From the Salcombe to Fowey sailing post, please print the passage starting with "Andrew at Salcombe" and going on through "would fit okay.....".

Text excerpt —
════════════════
Monday, June 6, 2016

Salcombe to Fowey

We enjoyed one last day in Salcombe, had a lovely walk around town and went for a drink at the Salcombe Yacht Club, which was established in 1867 and sits high up above the river with a commanding view. We watched sailing on the river which was mostly just drifting in the tide, but a great spectator sport. In the afternoon we went on the tide up to the village of Kingsbridge in the dinghy where there was a food and wine festival on. The sun was out and everyone was drinking, eating and dancing - a really great afternoon but the harbour dries so we had to make a run for it before the tide turned, but enjoyed our food drifting down the river.

Andrew at Salcombe Yacht Club
Pretty harbour at Kingsbridge
One of the food trucks at the Kingsbridge Food & Music Fesival
Music at Kingsbridge Festival
Next day we slipped our mooring fairly early and headed out into a bit of a murky day for the 30 mile trip to Fowey. The day improved and the wind was only about 5 knots so it was the perfect opportunity to test our our asymmetric spinnaker. This was bought second hand from friends in Australia who had a similar size boat so we were pretty interested to see if it would fit okay.....

Leaving Salcombe 
And it's up!
Cheesy but fun!
Lunch by spinnaker - this is the life!
Sailing close to the cornish coast
Looking good!
════════════════
Element and region data:

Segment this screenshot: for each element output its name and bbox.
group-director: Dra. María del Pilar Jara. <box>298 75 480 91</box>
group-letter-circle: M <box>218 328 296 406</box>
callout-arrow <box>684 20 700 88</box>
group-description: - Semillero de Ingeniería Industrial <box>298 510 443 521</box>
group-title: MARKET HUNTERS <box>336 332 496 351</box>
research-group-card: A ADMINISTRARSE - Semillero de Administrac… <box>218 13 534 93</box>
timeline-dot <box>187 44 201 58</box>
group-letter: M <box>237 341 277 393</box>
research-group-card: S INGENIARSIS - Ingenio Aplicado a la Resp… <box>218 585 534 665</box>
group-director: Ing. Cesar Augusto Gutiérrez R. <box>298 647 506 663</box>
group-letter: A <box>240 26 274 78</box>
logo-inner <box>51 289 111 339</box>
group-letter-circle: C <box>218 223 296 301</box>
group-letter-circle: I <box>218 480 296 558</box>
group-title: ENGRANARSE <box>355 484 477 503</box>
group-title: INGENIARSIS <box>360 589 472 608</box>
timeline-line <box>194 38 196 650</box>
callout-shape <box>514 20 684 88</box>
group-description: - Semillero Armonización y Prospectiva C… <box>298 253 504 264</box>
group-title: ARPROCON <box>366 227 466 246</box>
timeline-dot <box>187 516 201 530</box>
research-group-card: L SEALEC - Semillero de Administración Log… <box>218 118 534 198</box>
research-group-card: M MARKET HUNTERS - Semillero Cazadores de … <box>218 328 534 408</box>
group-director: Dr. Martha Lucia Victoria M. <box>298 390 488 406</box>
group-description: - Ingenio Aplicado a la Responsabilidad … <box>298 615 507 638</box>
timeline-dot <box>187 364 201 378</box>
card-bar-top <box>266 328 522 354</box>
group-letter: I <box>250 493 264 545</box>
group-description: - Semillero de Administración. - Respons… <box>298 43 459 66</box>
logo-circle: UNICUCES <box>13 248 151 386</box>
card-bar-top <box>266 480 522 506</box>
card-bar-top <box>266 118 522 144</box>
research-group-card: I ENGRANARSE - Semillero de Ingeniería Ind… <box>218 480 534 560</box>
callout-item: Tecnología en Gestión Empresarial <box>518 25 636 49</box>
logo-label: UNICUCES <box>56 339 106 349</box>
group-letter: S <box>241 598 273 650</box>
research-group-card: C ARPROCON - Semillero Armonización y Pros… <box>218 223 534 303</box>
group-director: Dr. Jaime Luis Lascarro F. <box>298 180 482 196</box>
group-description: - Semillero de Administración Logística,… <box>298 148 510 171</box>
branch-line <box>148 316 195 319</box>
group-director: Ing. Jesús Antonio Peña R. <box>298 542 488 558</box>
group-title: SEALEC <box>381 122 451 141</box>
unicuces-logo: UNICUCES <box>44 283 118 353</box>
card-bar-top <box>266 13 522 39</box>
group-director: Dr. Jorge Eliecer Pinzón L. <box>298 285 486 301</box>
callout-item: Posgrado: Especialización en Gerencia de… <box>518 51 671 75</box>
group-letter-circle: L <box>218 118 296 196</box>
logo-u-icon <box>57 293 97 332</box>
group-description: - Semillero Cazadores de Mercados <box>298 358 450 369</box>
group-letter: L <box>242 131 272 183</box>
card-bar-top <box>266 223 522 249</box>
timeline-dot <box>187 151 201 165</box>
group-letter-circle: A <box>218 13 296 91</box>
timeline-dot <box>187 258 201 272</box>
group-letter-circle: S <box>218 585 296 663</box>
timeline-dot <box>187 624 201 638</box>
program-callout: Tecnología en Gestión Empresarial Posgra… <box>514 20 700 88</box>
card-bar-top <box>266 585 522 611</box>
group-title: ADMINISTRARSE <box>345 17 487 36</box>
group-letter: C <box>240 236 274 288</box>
════════════════
Written reply —
Andrew at Salcombe Yacht Club
Pretty harbour at Kingsbridge
One of the food trucks at the Kingsbridge Food & Music Fesival
Music at Kingsbridge Festival
Next day we slipped our mooring fairly early and headed out into a bit of a murky day for the 30 mile trip to Fowey. The day improved and the wind was only about 5 knots so it was the perfect opportunity to test our our asymmetric spinnaker. This was bought second hand from friends in Australia who had a similar size boat so we were pretty interested to see if it would fit okay.....